-------- Data extract --------

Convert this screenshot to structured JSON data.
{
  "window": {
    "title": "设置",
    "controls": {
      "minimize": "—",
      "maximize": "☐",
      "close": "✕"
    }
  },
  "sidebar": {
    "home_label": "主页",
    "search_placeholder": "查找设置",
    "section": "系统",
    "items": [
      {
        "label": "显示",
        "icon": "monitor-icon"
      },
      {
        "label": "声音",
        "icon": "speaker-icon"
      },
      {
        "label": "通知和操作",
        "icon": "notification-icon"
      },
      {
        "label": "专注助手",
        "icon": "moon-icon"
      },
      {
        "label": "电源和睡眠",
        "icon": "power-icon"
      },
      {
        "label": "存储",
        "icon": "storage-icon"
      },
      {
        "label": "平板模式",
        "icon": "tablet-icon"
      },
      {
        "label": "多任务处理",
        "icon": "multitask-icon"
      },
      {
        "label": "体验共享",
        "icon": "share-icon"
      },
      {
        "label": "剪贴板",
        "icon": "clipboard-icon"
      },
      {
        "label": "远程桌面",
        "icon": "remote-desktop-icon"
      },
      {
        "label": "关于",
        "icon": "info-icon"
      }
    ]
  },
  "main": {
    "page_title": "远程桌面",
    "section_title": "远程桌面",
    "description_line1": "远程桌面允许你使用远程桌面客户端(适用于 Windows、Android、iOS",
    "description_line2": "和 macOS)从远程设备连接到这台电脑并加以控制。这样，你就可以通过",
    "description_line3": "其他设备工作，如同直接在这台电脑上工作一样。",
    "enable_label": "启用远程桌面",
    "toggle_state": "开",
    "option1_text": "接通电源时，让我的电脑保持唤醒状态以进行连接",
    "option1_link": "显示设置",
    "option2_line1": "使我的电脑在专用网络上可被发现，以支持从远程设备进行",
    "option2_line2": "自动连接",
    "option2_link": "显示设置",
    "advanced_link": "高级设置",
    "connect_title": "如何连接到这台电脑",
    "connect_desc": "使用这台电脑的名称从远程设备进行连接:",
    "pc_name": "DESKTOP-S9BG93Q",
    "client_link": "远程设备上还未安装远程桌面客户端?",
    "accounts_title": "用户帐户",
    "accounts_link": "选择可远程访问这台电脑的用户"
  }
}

--------

▶ What the task asks: Copy all of the material word for word.

▶ Answer to the problem:
Convert this screenshot to structured JSON data.
{
  "window": {
    "title": "设置",
    "controls": {
      "minimize": "—",
      "maximize": "☐",
      "close": "✕"
    }
  },
  "sidebar": {
    "home_label": "主页",
    "search_placeholder": "查找设置",
    "section": "系统",
    "items": [
      {
        "label": "显示",
        "icon": "monitor-icon"
      },
      {
        "label": "声音",
        "icon": "speaker-icon"
      },
      {
        "label": "通知和操作",
        "icon": "notification-icon"
      },
      {
        "label": "专注助手",
        "icon": "moon-icon"
      },
      {
        "label": "电源和睡眠",
        "icon": "power-icon"
      },
      {
        "label": "存储",
        "icon": "storage-icon"
      },
      {
        "label": "平板模式",
        "icon": "tablet-icon"
      },
      {
        "label": "多任务处理",
        "icon": "multitask-icon"
      },
      {
        "label": "体验共享",
        "icon": "share-icon"
      },
      {
        "label": "剪贴板",
        "icon": "clipboard-icon"
      },
      {
        "label": "远程桌面",
        "icon": "remote-desktop-icon"
      },
      {
        "label": "关于",
        "icon": "info-icon"
      }
    ]
  },
  "main": {
    "page_title": "远程桌面",
    "section_title": "远程桌面",
    "description_line1": "远程桌面允许你使用远程桌面客户端(适用于 Windows、Android、iOS",
    "description_line2": "和 macOS)从远程设备连接到这台电脑并加以控制。这样，你就可以通过",
    "description_line3": "其他设备工作，如同直接在这台电脑上工作一样。",
    "enable_label": "启用远程桌面",
    "toggle_state": "开",
    "option1_text": "接通电源时，让我的电脑保持唤醒状态以进行连接",
    "option1_link": "显示设置",
    "option2_line1": "使我的电脑在专用网络上可被发现，以支持从远程设备进行",
    "option2_line2": "自动连接",
    "option2_link": "显示设置",
    "advanced_link": "高级设置",
    "connect_title": "如何连接到这台电脑",
    "connect_desc": "使用这台电脑的名称从远程设备进行连接:",
    "pc_name": "DESKTOP-S9BG93Q",
    "client_link": "远程设备上还未安装远程桌面客户端?",
    "accounts_title": "用户帐户",
    "accounts_link": "选择可远程访问这台电脑的用户"
  }
}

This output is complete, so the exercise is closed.